____ Dataset entries

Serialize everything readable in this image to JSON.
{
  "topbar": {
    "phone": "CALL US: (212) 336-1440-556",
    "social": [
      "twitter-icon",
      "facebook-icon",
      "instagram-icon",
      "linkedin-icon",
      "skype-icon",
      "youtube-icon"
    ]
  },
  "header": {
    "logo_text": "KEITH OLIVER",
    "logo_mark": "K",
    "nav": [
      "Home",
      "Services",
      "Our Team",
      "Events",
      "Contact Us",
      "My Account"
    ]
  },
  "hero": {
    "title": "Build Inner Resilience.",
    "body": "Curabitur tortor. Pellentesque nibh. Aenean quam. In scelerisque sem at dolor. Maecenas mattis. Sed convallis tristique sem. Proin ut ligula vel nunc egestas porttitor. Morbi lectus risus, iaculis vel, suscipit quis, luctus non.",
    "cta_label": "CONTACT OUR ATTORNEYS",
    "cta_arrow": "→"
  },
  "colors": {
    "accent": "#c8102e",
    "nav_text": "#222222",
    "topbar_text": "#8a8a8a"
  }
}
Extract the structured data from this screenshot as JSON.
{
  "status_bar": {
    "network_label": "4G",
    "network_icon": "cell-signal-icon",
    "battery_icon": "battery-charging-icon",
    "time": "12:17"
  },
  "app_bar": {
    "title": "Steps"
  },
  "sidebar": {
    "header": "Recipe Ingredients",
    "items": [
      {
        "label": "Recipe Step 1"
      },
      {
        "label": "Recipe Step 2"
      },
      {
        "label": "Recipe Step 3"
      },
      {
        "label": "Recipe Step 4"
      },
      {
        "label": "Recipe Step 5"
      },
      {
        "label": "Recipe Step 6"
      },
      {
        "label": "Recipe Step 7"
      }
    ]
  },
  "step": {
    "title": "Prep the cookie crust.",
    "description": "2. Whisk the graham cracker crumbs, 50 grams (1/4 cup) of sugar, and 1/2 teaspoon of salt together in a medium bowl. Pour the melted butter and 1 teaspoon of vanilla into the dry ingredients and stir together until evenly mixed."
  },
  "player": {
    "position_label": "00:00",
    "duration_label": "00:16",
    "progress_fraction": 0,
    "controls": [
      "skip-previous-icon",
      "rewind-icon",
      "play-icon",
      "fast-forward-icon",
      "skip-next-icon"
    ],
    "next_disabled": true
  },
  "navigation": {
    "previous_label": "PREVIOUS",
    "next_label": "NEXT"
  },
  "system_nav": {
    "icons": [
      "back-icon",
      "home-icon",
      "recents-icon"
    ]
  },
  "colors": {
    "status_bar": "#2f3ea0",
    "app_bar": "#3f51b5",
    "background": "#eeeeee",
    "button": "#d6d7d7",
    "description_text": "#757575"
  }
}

________

- The problem:
Exact output of every entry is required.

- Written response:
Serialize everything readable in this image to JSON.
{
  "topbar": {
    "phone": "CALL US: (212) 336-1440-556",
    "social": [
      "twitter-icon",
      "facebook-icon",
      "instagram-icon",
      "linkedin-icon",
      "skype-icon",
      "youtube-icon"
    ]
  },
  "header": {
    "logo_text": "KEITH OLIVER",
    "logo_mark": "K",
    "nav": [
      "Home",
      "Services",
      "Our Team",
      "Events",
      "Contact Us",
      "My Account"
    ]
  },
  "hero": {
    "title": "Build Inner Resilience.",
    "body": "Curabitur tortor. Pellentesque nibh. Aenean quam. In scelerisque sem at dolor. Maecenas mattis. Sed convallis tristique sem. Proin ut ligula vel nunc egestas porttitor. Morbi lectus risus, iaculis vel, suscipit quis, luctus non.",
    "cta_label": "CONTACT OUR ATTORNEYS",
    "cta_arrow": "→"
  },
  "colors": {
    "accent": "#c8102e",
    "nav_text": "#222222",
    "topbar_text": "#8a8a8a"
  }
}
Extract the structured data from this screenshot as JSON.
{
  "status_bar": {
    "network_label": "4G",
    "network_icon": "cell-signal-icon",
    "battery_icon": "battery-charging-icon",
    "time": "12:17"
  },
  "app_bar": {
    "title": "Steps"
  },
  "sidebar": {
    "header": "Recipe Ingredients",
    "items": [
      {
        "label": "Recipe Step 1"
      },
      {
        "label": "Recipe Step 2"
      },
      {
        "label": "Recipe Step 3"
      },
      {
        "label": "Recipe Step 4"
      },
      {
        "label": "Recipe Step 5"
      },
      {
        "label": "Recipe Step 6"
      },
      {
        "label": "Recipe Step 7"
      }
    ]
  },
  "step": {
    "title": "Prep the cookie crust.",
    "description": "2. Whisk the graham cracker crumbs, 50 grams (1/4 cup) of sugar, and 1/2 teaspoon of salt together in a medium bowl. Pour the melted butter and 1 teaspoon of vanilla into the dry ingredients and stir together until evenly mixed."
  },
  "player": {
    "position_label": "00:00",
    "duration_label": "00:16",
    "progress_fraction": 0,
    "controls": [
      "skip-previous-icon",
      "rewind-icon",
      "play-icon",
      "fast-forward-icon",
      "skip-next-icon"
    ],
    "next_disabled": true
  },
  "navigation": {
    "previous_label": "PREVIOUS",
    "next_label": "NEXT"
  },
  "system_nav": {
    "icons": [
      "back-icon",
      "home-icon",
      "recents-icon"
    ]
  },
  "colors": {
    "status_bar": "#2f3ea0",
    "app_bar": "#3f51b5",
    "background": "#eeeeee",
    "button": "#d6d7d7",
    "description_text": "#757575"
  }
}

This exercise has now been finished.